**EXERCISE GOAL**
Exactly how many lines have the word "What"? Answer with the bare number.
#### PROVIDED RECORDS
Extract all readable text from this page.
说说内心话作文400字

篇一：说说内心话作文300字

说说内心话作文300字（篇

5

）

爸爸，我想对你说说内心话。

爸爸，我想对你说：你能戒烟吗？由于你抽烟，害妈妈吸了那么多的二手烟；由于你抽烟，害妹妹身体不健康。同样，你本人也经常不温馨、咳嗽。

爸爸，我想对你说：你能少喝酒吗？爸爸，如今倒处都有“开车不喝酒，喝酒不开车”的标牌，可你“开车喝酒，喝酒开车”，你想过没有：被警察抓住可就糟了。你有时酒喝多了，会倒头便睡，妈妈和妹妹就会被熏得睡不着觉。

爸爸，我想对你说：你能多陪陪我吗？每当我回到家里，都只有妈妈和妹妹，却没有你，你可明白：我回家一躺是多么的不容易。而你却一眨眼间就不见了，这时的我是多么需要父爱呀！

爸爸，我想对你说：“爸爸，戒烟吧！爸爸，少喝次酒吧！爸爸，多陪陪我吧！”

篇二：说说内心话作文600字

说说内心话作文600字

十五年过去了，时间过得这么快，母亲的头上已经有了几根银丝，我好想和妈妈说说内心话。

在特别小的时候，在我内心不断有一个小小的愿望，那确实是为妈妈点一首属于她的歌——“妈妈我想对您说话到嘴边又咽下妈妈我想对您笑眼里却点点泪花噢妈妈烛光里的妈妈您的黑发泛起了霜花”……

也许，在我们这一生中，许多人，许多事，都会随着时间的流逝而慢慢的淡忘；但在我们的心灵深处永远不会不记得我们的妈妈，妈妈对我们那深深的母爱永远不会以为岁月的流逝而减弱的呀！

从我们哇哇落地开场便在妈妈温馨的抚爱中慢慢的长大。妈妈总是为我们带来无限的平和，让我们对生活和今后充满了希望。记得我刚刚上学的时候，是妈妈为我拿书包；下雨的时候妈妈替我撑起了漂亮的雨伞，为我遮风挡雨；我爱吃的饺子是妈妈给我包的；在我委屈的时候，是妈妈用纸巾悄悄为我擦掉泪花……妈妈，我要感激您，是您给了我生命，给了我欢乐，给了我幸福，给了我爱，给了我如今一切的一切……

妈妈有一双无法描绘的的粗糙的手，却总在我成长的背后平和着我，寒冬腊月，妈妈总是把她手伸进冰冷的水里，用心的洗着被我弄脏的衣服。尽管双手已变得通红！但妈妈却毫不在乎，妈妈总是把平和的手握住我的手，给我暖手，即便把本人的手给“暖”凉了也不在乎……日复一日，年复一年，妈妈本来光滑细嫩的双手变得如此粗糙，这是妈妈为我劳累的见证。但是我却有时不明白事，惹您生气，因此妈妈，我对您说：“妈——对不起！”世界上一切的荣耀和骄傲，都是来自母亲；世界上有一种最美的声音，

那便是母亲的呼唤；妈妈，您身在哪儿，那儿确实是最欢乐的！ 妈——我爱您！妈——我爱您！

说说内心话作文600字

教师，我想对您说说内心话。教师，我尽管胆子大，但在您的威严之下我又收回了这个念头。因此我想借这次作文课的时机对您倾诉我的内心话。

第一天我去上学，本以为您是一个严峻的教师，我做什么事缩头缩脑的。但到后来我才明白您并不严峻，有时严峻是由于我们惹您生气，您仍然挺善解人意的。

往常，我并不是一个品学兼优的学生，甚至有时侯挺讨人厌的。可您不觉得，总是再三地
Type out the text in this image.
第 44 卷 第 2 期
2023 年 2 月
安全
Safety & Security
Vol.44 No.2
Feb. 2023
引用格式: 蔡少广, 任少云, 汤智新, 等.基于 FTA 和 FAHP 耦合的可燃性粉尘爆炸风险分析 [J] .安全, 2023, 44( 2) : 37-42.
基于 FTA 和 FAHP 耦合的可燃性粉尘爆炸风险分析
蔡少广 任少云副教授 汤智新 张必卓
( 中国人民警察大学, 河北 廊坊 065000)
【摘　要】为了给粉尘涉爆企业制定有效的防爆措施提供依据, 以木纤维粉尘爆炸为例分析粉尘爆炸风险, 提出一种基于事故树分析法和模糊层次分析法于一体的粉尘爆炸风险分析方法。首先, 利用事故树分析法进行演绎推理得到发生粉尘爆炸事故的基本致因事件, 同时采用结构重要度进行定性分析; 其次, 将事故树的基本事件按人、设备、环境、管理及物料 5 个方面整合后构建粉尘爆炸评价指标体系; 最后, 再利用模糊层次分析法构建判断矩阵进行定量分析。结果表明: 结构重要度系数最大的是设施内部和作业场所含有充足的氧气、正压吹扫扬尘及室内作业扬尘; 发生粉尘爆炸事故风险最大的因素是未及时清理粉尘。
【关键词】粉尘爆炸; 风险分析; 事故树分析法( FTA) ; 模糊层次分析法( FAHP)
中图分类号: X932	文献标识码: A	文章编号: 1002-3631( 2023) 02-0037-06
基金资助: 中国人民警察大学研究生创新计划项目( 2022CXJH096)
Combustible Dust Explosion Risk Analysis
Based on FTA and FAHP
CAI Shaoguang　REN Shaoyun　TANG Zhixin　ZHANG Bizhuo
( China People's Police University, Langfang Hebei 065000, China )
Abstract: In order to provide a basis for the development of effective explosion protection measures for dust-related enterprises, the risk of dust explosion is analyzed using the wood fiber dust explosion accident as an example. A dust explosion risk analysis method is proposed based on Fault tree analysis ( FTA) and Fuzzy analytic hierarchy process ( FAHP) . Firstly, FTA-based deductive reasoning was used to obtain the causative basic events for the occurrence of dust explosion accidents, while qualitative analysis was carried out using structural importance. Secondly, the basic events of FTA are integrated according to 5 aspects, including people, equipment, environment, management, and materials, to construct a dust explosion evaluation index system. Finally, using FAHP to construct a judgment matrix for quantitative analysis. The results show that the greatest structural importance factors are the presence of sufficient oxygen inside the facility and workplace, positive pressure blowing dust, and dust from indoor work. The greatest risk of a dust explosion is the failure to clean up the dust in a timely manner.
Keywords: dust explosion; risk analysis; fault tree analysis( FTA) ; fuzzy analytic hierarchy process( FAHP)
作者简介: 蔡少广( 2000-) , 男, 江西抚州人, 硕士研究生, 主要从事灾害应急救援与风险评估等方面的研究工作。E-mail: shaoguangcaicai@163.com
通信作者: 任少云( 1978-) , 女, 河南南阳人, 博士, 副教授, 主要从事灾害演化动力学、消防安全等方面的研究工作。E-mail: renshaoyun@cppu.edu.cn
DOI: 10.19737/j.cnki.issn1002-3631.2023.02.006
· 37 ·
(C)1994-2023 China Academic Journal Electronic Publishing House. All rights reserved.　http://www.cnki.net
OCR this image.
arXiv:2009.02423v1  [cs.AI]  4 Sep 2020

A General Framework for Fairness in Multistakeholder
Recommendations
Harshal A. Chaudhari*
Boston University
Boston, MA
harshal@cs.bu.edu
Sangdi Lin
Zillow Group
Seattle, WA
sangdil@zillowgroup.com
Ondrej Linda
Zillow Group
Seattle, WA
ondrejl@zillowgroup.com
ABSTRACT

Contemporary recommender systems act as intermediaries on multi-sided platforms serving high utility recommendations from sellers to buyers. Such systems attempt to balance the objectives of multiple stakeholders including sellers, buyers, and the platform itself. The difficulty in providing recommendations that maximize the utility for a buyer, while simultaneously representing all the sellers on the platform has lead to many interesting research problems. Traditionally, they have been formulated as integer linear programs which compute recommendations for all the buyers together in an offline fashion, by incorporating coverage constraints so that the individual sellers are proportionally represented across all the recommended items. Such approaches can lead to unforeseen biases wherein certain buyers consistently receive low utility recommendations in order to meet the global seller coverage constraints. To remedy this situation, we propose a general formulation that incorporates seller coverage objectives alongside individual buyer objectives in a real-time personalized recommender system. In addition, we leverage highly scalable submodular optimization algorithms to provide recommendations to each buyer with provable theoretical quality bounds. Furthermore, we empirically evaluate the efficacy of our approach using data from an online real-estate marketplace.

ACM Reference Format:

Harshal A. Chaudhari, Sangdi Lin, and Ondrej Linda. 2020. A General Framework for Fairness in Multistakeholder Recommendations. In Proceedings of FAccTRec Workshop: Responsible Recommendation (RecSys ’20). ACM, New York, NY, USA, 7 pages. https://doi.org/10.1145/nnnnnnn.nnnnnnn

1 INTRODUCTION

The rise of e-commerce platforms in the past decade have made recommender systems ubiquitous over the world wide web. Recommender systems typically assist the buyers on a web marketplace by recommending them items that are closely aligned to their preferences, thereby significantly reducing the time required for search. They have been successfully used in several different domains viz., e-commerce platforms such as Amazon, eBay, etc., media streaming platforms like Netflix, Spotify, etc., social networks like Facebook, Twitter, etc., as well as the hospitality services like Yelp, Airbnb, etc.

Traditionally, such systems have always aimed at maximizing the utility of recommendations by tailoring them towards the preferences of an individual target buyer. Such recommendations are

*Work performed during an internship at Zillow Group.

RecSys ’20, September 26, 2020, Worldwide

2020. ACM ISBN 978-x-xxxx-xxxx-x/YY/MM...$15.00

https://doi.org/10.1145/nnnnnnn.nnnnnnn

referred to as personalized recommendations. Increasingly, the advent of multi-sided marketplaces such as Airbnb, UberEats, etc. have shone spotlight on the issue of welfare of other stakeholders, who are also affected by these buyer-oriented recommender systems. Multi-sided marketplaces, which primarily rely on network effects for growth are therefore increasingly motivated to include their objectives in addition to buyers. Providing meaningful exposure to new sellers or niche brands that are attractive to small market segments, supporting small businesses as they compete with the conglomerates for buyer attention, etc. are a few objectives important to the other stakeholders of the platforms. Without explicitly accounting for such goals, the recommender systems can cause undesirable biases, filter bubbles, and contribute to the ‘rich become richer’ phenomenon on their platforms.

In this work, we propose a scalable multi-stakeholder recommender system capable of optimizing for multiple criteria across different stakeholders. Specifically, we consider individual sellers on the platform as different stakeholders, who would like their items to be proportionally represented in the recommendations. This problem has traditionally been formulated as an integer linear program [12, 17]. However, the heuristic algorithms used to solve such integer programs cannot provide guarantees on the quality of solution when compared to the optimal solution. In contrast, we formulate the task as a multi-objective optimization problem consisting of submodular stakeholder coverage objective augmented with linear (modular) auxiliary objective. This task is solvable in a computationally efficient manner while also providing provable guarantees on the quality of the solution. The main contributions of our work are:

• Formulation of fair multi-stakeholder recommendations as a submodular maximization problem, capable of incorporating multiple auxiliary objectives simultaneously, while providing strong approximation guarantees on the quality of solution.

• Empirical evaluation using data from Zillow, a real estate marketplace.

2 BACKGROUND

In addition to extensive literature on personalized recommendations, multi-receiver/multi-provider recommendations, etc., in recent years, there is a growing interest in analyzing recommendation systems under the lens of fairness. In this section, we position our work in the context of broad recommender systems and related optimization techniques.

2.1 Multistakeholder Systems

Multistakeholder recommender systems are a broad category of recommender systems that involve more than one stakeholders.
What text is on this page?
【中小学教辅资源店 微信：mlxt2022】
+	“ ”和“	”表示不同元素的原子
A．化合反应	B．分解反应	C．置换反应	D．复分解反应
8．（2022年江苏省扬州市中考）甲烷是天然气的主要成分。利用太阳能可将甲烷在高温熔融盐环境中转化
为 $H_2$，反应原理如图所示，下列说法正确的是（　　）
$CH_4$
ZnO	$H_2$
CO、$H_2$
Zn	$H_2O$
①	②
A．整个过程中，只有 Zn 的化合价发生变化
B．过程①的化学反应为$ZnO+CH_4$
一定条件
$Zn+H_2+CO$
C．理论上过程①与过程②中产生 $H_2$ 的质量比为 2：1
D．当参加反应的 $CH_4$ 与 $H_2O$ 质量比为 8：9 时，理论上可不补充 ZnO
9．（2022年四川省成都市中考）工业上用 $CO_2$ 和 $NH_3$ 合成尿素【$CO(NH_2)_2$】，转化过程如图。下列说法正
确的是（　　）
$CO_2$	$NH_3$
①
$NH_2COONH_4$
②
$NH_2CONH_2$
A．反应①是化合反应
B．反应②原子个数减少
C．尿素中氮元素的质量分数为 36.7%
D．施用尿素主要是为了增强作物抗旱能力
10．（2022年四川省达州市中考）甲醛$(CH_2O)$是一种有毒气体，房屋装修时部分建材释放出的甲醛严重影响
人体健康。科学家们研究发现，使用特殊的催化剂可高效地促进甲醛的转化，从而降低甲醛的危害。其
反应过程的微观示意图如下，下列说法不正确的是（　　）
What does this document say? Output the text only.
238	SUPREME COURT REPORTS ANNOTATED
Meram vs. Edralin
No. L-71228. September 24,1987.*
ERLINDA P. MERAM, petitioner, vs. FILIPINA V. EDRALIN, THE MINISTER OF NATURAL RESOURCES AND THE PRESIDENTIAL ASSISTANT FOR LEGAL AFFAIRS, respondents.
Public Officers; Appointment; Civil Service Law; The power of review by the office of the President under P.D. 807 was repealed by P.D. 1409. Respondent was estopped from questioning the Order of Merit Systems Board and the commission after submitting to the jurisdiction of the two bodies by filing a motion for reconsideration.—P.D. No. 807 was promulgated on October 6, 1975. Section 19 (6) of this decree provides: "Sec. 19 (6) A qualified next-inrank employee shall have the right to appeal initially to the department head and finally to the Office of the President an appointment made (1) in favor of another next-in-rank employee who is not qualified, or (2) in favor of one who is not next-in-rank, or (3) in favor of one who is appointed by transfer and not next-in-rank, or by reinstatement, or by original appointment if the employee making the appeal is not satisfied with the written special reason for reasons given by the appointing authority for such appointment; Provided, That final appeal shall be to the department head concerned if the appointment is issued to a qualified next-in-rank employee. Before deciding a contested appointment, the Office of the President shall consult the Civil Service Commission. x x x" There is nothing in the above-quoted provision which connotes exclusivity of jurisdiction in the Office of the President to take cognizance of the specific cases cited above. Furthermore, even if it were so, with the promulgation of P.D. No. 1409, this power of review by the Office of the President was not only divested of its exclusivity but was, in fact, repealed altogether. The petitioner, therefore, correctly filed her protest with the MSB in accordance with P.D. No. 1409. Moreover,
########
**RESULT OF THIS EXERCISE**
2